• _Stated task a_:
Answer these questions from the industrial machinery turnaround case study:
(i) What were the typical build times for the manufacturer's machinery?
(ii) Who required the company to engage a turnaround consultant?
(iii) How many weeks did the cash flow forecasting established by the consultant cover?
━━━━━ Document passage ━━━━━
The case studies presented here are engagements managed by consultants at Dawi Consulting and may include 

their client engagements while working with other firms.

Manufacturing

Industrial Machinery - Turnaround

Situation

  • Industry leading manufacturer of heavy industrial machinery, typical build times of 4-6 months, fixed price contracts. 
  • Supply chain disruptions extended production times, negatively impacting absorption of fixed overhead; significant increases in costs of labor and materials reduced gross profit.
  • The deterioration of financial performance resulted in defaulting on financial covenants and the company had no ability to cure.
  • The lender stipulated the company to engage a turnaround consultant to develop a plan to regain compliance with the credit facility.


Consultant’s Actions

  1. Assessed profitability and cash requirements of existing contracts, assessed feasibility of obtaining price increases.
  2. Reviewed relationships and logistic status with suppliers.
  3. Reviewed bid process and made recommendations to adjust costing calculations.
  4. Assessed manufacturing labor scheduling and efficiencies; assessed staffing for administrative positions; provided recommendations in several areas to approve productivity and cost efficiency.
  5. Established 13-week cash flow forecasting and reporting.; established rolling 4-Quarter financial forecast including Income Statement, Balance Sheet, and Cash Flow that included measurements of financial covenants.
  6. Prepared and presented Plan to lender that illustrated a return to credit compliance by profitability and cash flow improvements to the business.
━━━━━ Rows ━━━━━
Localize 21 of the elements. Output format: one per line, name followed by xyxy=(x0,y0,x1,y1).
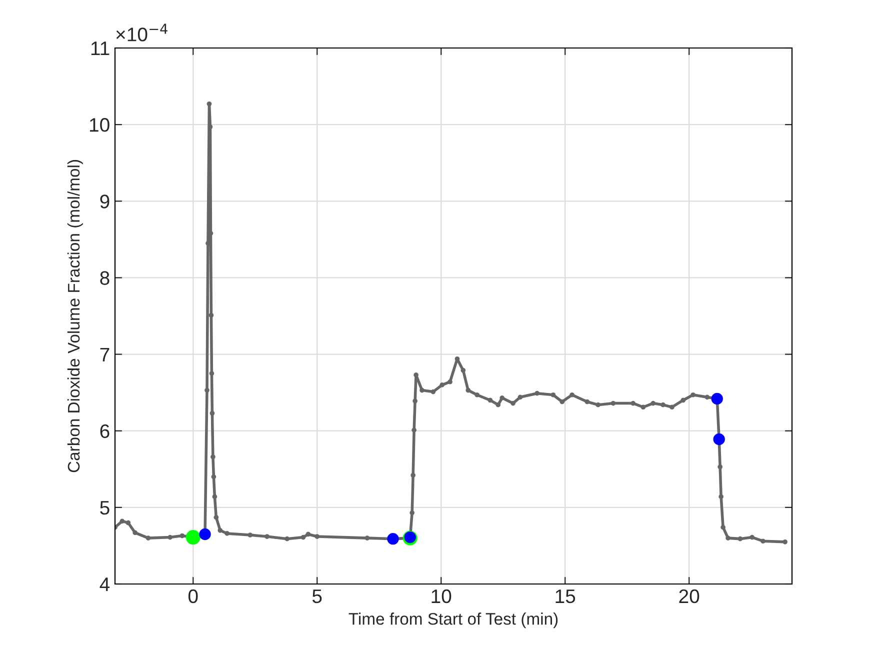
point xyxy=(186,530,200,545)
x-tick-label: 0 xyxy=(188,589,198,604)
x-tick-label: 15 xyxy=(556,590,576,604)
point xyxy=(713,433,725,446)
point xyxy=(199,528,211,540)
point xyxy=(711,392,723,405)
text: ×10$^{−4}$ xyxy=(116,24,168,42)
y-tick-label: 5 xyxy=(100,501,110,515)
y-tick-label: 6 xyxy=(100,424,110,438)
y-tick-label: 8 xyxy=(100,271,110,285)
y-tick-label: 7 xyxy=(100,348,110,362)
point xyxy=(387,532,399,545)
x-tick-label: 5 xyxy=(312,590,322,604)
x-tick-label: 20 xyxy=(679,589,700,604)
x-axis-title: Time from Start of Test (min) xyxy=(348,612,558,628)
x-tick-label: 10 xyxy=(432,589,452,604)
y-tick-label: 4 xyxy=(100,578,110,592)
y-tick-label: 9 xyxy=(100,194,110,208)
y-tick-label: 10 xyxy=(90,118,110,132)
y-tick-label: 11 xyxy=(91,42,110,56)
y-axis-title: Carbon Dioxide Volume Fraction (mol/mol) xyxy=(67,160,83,472)
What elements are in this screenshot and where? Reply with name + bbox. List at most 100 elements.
━━━━━
• _Stated task b_:
Convert the rows into a numbered list, starting at the first line of the rows and ending at the line containing "y-axis-title: Carbon Dioxide". Omit the pictures.

• _Complete answer a_:
(i) 4-6 months
(ii) The lender
(iii) 13 weeks

• _Complete answer b_:
1. Localize 21 of the elements. Output format: one per line, name followed by xyxy=(x0,y0,x1,y1).
2. point xyxy=(186,530,200,545)
3. x-tick-label: 0 xyxy=(188,589,198,604)
4. x-tick-label: 15 xyxy=(556,590,576,604)
5. point xyxy=(713,433,725,446)
6. point xyxy=(199,528,211,540)
7. point xyxy=(711,392,723,405)
8. text: ×10$^{−4}$ xyxy=(116,24,168,42)
9. y-tick-label: 5 xyxy=(100,501,110,515)
10. y-tick-label: 6 xyxy=(100,424,110,438)
11. y-tick-label: 8 xyxy=(100,271,110,285)
12. y-tick-label: 7 xyxy=(100,348,110,362)
13. point xyxy=(387,532,399,545)
14. x-tick-label: 5 xyxy=(312,590,322,604)
15. x-tick-label: 20 xyxy=(679,589,700,604)
16. x-axis-title: Time from Start of Test (min) xyxy=(348,612,558,628)
17. x-tick-label: 10 xyxy=(432,589,452,604)
18. y-tick-label: 4 xyxy=(100,578,110,592)
19. y-tick-label: 9 xyxy=(100,194,110,208)
20. y-tick-label: 10 xyxy=(90,118,110,132)
21. y-tick-label: 11 xyxy=(91,42,110,56)
22. y-axis-title: Carbon Dioxide Volume Fraction (mol/mol) xyxy=(67,160,83,472)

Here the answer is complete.